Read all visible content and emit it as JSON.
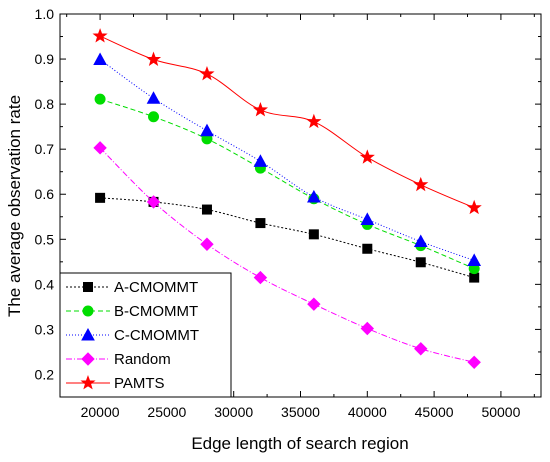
{
  "chart_data": {
    "type": "line",
    "title": "",
    "xlabel": "Edge length of search region",
    "ylabel": "The average observation rate",
    "xlim": [
      17000,
      53000
    ],
    "ylim": [
      0.15,
      1.0
    ],
    "xticks": [
      20000,
      25000,
      30000,
      35000,
      40000,
      45000,
      50000
    ],
    "yticks": [
      0.2,
      0.3,
      0.4,
      0.5,
      0.6,
      0.7,
      0.8,
      0.9,
      1.0
    ],
    "x": [
      20000,
      24000,
      28000,
      32000,
      36000,
      40000,
      44000,
      48000
    ],
    "grid": false,
    "legend_position": "bottom-left",
    "series": [
      {
        "name": "A-CMOMMT",
        "color": "#000000",
        "marker": "square",
        "dash": "2,2",
        "values": [
          0.592,
          0.583,
          0.566,
          0.536,
          0.511,
          0.479,
          0.449,
          0.415
        ]
      },
      {
        "name": "B-CMOMMT",
        "color": "#00dd00",
        "marker": "circle",
        "dash": "5,3",
        "values": [
          0.811,
          0.772,
          0.723,
          0.658,
          0.59,
          0.533,
          0.486,
          0.435
        ]
      },
      {
        "name": "C-CMOMMT",
        "color": "#0000ff",
        "marker": "triangle",
        "dash": "1,2",
        "values": [
          0.899,
          0.813,
          0.741,
          0.673,
          0.594,
          0.544,
          0.495,
          0.453
        ]
      },
      {
        "name": "Random",
        "color": "#ff00ff",
        "marker": "diamond",
        "dash": "6,2,1,2",
        "values": [
          0.703,
          0.583,
          0.489,
          0.415,
          0.356,
          0.302,
          0.257,
          0.227
        ]
      },
      {
        "name": "PAMTS",
        "color": "#ff0000",
        "marker": "star",
        "dash": "",
        "values": [
          0.951,
          0.899,
          0.867,
          0.787,
          0.761,
          0.682,
          0.621,
          0.57
        ]
      }
    ]
  }
}
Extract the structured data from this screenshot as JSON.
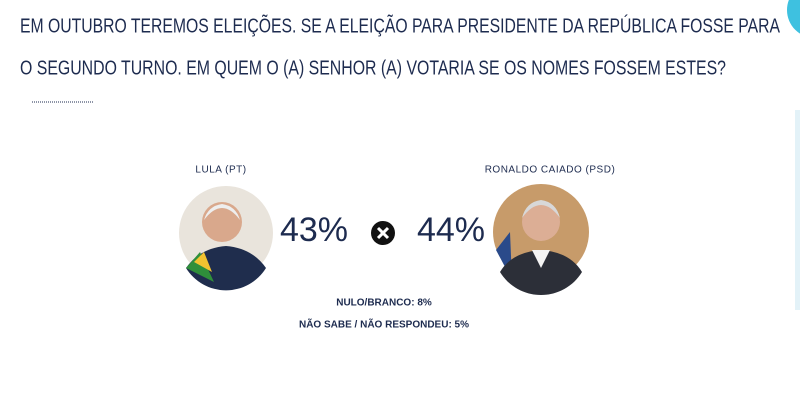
{
  "question": {
    "lines": [
      "EM OUTUBRO TEREMOS ELEIÇÕES. SE A ELEIÇÃO PARA PRESIDENTE DA REPÚBLICA FOSSE PARA",
      "O SEGUNDO TURNO. EM QUEM O (A) SENHOR (A) VOTARIA SE OS NOMES FOSSEM ESTES?"
    ]
  },
  "candidates": [
    {
      "name": "LULA (PT)",
      "percent": "43%"
    },
    {
      "name": "RONALDO CAIADO (PSD)",
      "percent": "44%"
    }
  ],
  "others": [
    "NULO/BRANCO: 8%",
    "NÃO SABE / NÃO RESPONDEU: 5%"
  ]
}
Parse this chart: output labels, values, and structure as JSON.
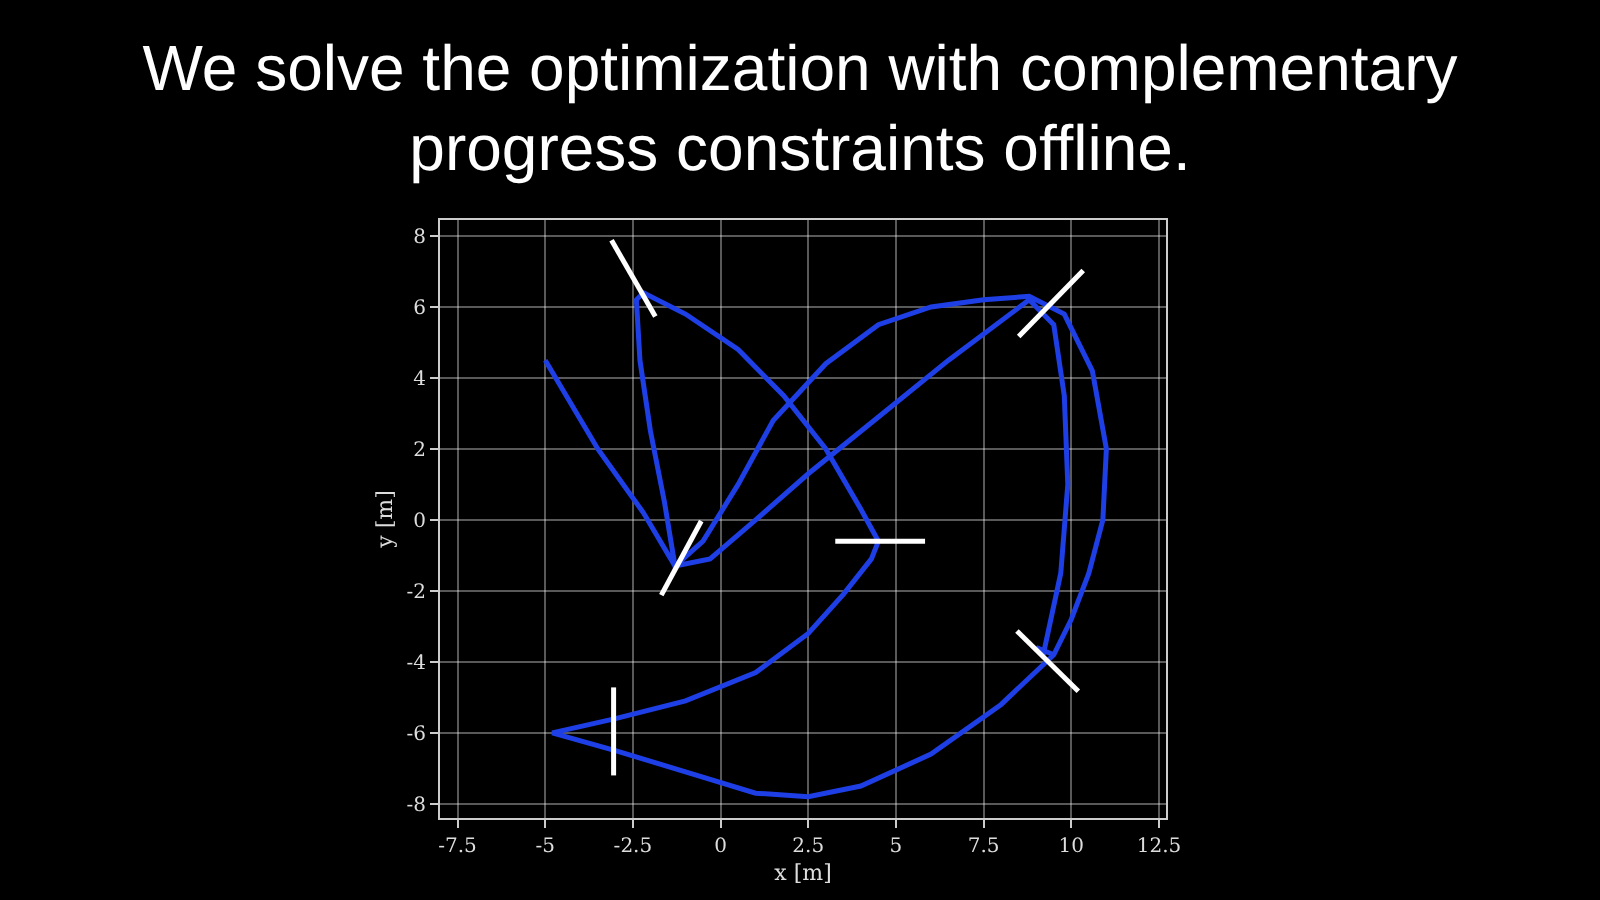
{
  "chart_data": {
    "type": "line",
    "title": "We solve the optimization with complementary progress constraints offline.",
    "xlabel": "x [m]",
    "ylabel": "y [m]",
    "xlim": [
      -8.0,
      12.7
    ],
    "ylim": [
      -8.4,
      8.45
    ],
    "xticks": [
      -7.5,
      -5,
      -2.5,
      0,
      2.5,
      5,
      7.5,
      10,
      12.5
    ],
    "yticks": [
      -8,
      -6,
      -4,
      -2,
      0,
      2,
      4,
      6,
      8
    ],
    "grid": true,
    "marker": "none",
    "line_style": "solid",
    "series": [
      {
        "color": "#1f3fe6",
        "x": [
          -5,
          -3.5,
          -2.2,
          -1.3,
          -0.5,
          0.5,
          1.5,
          3,
          4.5,
          6,
          7.5,
          8.8,
          9.8,
          10.6,
          11,
          10.9,
          10.5,
          10,
          9.5,
          8,
          6,
          4,
          2.5,
          1,
          -1,
          -3,
          -4.8,
          -3,
          -1,
          1,
          2.5,
          3.5,
          4.3,
          4.5,
          4,
          3,
          1.8,
          0.5,
          -1,
          -2.2,
          -2.4,
          -2.3,
          -2,
          -1.6,
          -1.3,
          -0.5,
          0.5,
          1.5,
          3,
          4.5,
          6,
          7.5,
          8.8,
          9.8,
          10.6,
          11,
          10.9,
          10.5,
          10,
          9.5,
          8,
          6,
          4,
          2.5,
          1,
          -1,
          -3,
          -4.8,
          -3,
          -1,
          1,
          2.5,
          3.5,
          4.3,
          4.5,
          4,
          3,
          1.8,
          0.5,
          -1,
          -2.2,
          -2.4,
          -2.3,
          -2,
          -1.6,
          -1.3,
          -0.3,
          1,
          2.5,
          4.5,
          6.5,
          8.8,
          9.5,
          9.8,
          9.9,
          9.7,
          9.2,
          9.0,
          9.5
        ],
        "values": [
          4.5,
          2,
          0.2,
          -1.3,
          -0.6,
          1,
          2.8,
          4.4,
          5.5,
          6,
          6.2,
          6.3,
          5.8,
          4.2,
          2,
          0,
          -1.5,
          -2.8,
          -3.8,
          -5.2,
          -6.6,
          -7.5,
          -7.8,
          -7.7,
          -7.1,
          -6.5,
          -6,
          -5.6,
          -5.1,
          -4.3,
          -3.2,
          -2.1,
          -1.1,
          -0.6,
          0.3,
          2,
          3.5,
          4.8,
          5.8,
          6.4,
          6.2,
          4.5,
          2.5,
          0.5,
          -1.3,
          -0.6,
          1,
          2.8,
          4.4,
          5.5,
          6,
          6.2,
          6.3,
          5.8,
          4.2,
          2,
          0,
          -1.5,
          -2.8,
          -3.8,
          -5.2,
          -6.6,
          -7.5,
          -7.8,
          -7.7,
          -7.1,
          -6.5,
          -6,
          -5.6,
          -5.1,
          -4.3,
          -3.2,
          -2.1,
          -1.1,
          -0.6,
          0.3,
          2,
          3.5,
          4.8,
          5.8,
          6.4,
          6.2,
          4.5,
          2.5,
          0.5,
          -1.3,
          -1.1,
          0,
          1.3,
          2.9,
          4.5,
          6.2,
          5.5,
          3.5,
          1,
          -1.5,
          -3.8,
          -3.6,
          -3.8
        ]
      },
      {
        "color": "#ffffff",
        "x": [
          -3.11,
          -1.86,
          null,
          -1.69,
          -0.55,
          null,
          8.5,
          10.34,
          null,
          8.45,
          10.2,
          null,
          -3.05,
          -3.05,
          null,
          3.27,
          5.83
        ],
        "values": [
          7.88,
          5.73,
          null,
          -2.12,
          -0.03,
          null,
          5.17,
          7.03,
          null,
          -3.13,
          -4.83,
          null,
          -4.72,
          -7.2,
          null,
          -0.6,
          -0.6
        ]
      }
    ]
  }
}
════
## Goal of the exercise
Drop the images and repeat the data exactly.

## Solution for this problem
Read all visible content and emit it as JSON.
{
  "chart_data": {
    "type": "line",
    "title": "",
    "xlabel": "Edge length of search region",
    "ylabel": "The average observation rate",
    "xlim": [
      17000,
      53000
    ],
    "ylim": [
      0.15,
      1.0
    ],
    "xticks": [
      20000,
      25000,
      30000,
      35000,
      40000,
      45000,
      50000
    ],
    "yticks": [
      0.2,
      0.3,
      0.4,
      0.5,
      0.6,
      0.7,
      0.8,
      0.9,
      1.0
    ],
    "x": [
      20000,
      24000,
      28000,
      32000,
      36000,
      40000,
      44000,
      48000
    ],
    "grid": false,
    "legend_position": "bottom-left",
    "series": [
      {
        "name": "A-CMOMMT",
        "color": "#000000",
        "marker": "square",
        "dash": "2,2",
        "values": [
          0.592,
          0.583,
          0.566,
          0.536,
          0.511,
          0.479,
          0.449,
          0.415
        ]
      },
      {
        "name": "B-CMOMMT",
        "color": "#00dd00",
        "marker": "circle",
        "dash": "5,3",
        "values": [
          0.811,
          0.772,
          0.723,
          0.658,
          0.59,
          0.533,
          0.486,
          0.435
        ]
      },
      {
        "name": "C-CMOMMT",
        "color": "#0000ff",
        "marker": "triangle",
        "dash": "1,2",
        "values": [
          0.899,
          0.813,
          0.741,
          0.673,
          0.594,
          0.544,
          0.495,
          0.453
        ]
      },
      {
        "name": "Random",
        "color": "#ff00ff",
        "marker": "diamond",
        "dash": "6,2,1,2",
        "values": [
          0.703,
          0.583,
          0.489,
          0.415,
          0.356,
          0.302,
          0.257,
          0.227
        ]
      },
      {
        "name": "PAMTS",
        "color": "#ff0000",
        "marker": "star",
        "dash": "",
        "values": [
          0.951,
          0.899,
          0.867,
          0.787,
          0.761,
          0.682,
          0.621,
          0.57
        ]
      }
    ]
  }
}
Extract the structured data from this screenshot as JSON.
{
  "question": {
    "lines": [
      "EM OUTUBRO TEREMOS ELEIÇÕES. SE A ELEIÇÃO PARA PRESIDENTE DA REPÚBLICA FOSSE PARA",
      "O SEGUNDO TURNO. EM QUEM O (A) SENHOR (A) VOTARIA SE OS NOMES FOSSEM ESTES?"
    ]
  },
  "candidates": [
    {
      "name": "LULA (PT)",
      "percent": "43%"
    },
    {
      "name": "RONALDO CAIADO (PSD)",
      "percent": "44%"
    }
  ],
  "others": [
    "NULO/BRANCO: 8%",
    "NÃO SABE / NÃO RESPONDEU: 5%"
  ]
}
Parse this chart: output labels, values, and structure as JSON.
{
  "chart_data": {
    "type": "line",
    "title": "We solve the optimization with complementary progress constraints offline.",
    "xlabel": "x [m]",
    "ylabel": "y [m]",
    "xlim": [
      -8.0,
      12.7
    ],
    "ylim": [
      -8.4,
      8.45
    ],
    "xticks": [
      -7.5,
      -5,
      -2.5,
      0,
      2.5,
      5,
      7.5,
      10,
      12.5
    ],
    "yticks": [
      -8,
      -6,
      -4,
      -2,
      0,
      2,
      4,
      6,
      8
    ],
    "grid": true,
    "marker": "none",
    "line_style": "solid",
    "series": [
      {
        "color": "#1f3fe6",
        "x": [
          -5,
          -3.5,
          -2.2,
          -1.3,
          -0.5,
          0.5,
          1.5,
          3,
          4.5,
          6,
          7.5,
          8.8,
          9.8,
          10.6,
          11,
          10.9,
          10.5,
          10,
          9.5,
          8,
          6,
          4,
          2.5,
          1,
          -1,
          -3,
          -4.8,
          -3,
          -1,
          1,
          2.5,
          3.5,
          4.3,
          4.5,
          4,
          3,
          1.8,
          0.5,
          -1,
          -2.2,
          -2.4,
          -2.3,
          -2,
          -1.6,
          -1.3,
          -0.5,
          0.5,
          1.5,
          3,
          4.5,
          6,
          7.5,
          8.8,
          9.8,
          10.6,
          11,
          10.9,
          10.5,
          10,
          9.5,
          8,
          6,
          4,
          2.5,
          1,
          -1,
          -3,
          -4.8,
          -3,
          -1,
          1,
          2.5,
          3.5,
          4.3,
          4.5,
          4,
          3,
          1.8,
          0.5,
          -1,
          -2.2,
          -2.4,
          -2.3,
          -2,
          -1.6,
          -1.3,
          -0.3,
          1,
          2.5,
          4.5,
          6.5,
          8.8,
          9.5,
          9.8,
          9.9,
          9.7,
          9.2,
          9.0,
          9.5
        ],
        "values": [
          4.5,
          2,
          0.2,
          -1.3,
          -0.6,
          1,
          2.8,
          4.4,
          5.5,
          6,
          6.2,
          6.3,
          5.8,
          4.2,
          2,
          0,
          -1.5,
          -2.8,
          -3.8,
          -5.2,
          -6.6,
          -7.5,
          -7.8,
          -7.7,
          -7.1,
          -6.5,
          -6,
          -5.6,
          -5.1,
          -4.3,
          -3.2,
          -2.1,
          -1.1,
          -0.6,
          0.3,
          2,
          3.5,
          4.8,
          5.8,
          6.4,
          6.2,
          4.5,
          2.5,
          0.5,
          -1.3,
          -0.6,
          1,
          2.8,
          4.4,
          5.5,
          6,
          6.2,
          6.3,
          5.8,
          4.2,
          2,
          0,
          -1.5,
          -2.8,
          -3.8,
          -5.2,
          -6.6,
          -7.5,
          -7.8,
          -7.7,
          -7.1,
          -6.5,
          -6,
          -5.6,
          -5.1,
          -4.3,
          -3.2,
          -2.1,
          -1.1,
          -0.6,
          0.3,
          2,
          3.5,
          4.8,
          5.8,
          6.4,
          6.2,
          4.5,
          2.5,
          0.5,
          -1.3,
          -1.1,
          0,
          1.3,
          2.9,
          4.5,
          6.2,
          5.5,
          3.5,
          1,
          -1.5,
          -3.8,
          -3.6,
          -3.8
        ]
      },
      {
        "color": "#ffffff",
        "x": [
          -3.11,
          -1.86,
          null,
          -1.69,
          -0.55,
          null,
          8.5,
          10.34,
          null,
          8.45,
          10.2,
          null,
          -3.05,
          -3.05,
          null,
          3.27,
          5.83
        ],
        "values": [
          7.88,
          5.73,
          null,
          -2.12,
          -0.03,
          null,
          5.17,
          7.03,
          null,
          -3.13,
          -4.83,
          null,
          -4.72,
          -7.2,
          null,
          -0.6,
          -0.6
        ]
      }
    ]
  }
}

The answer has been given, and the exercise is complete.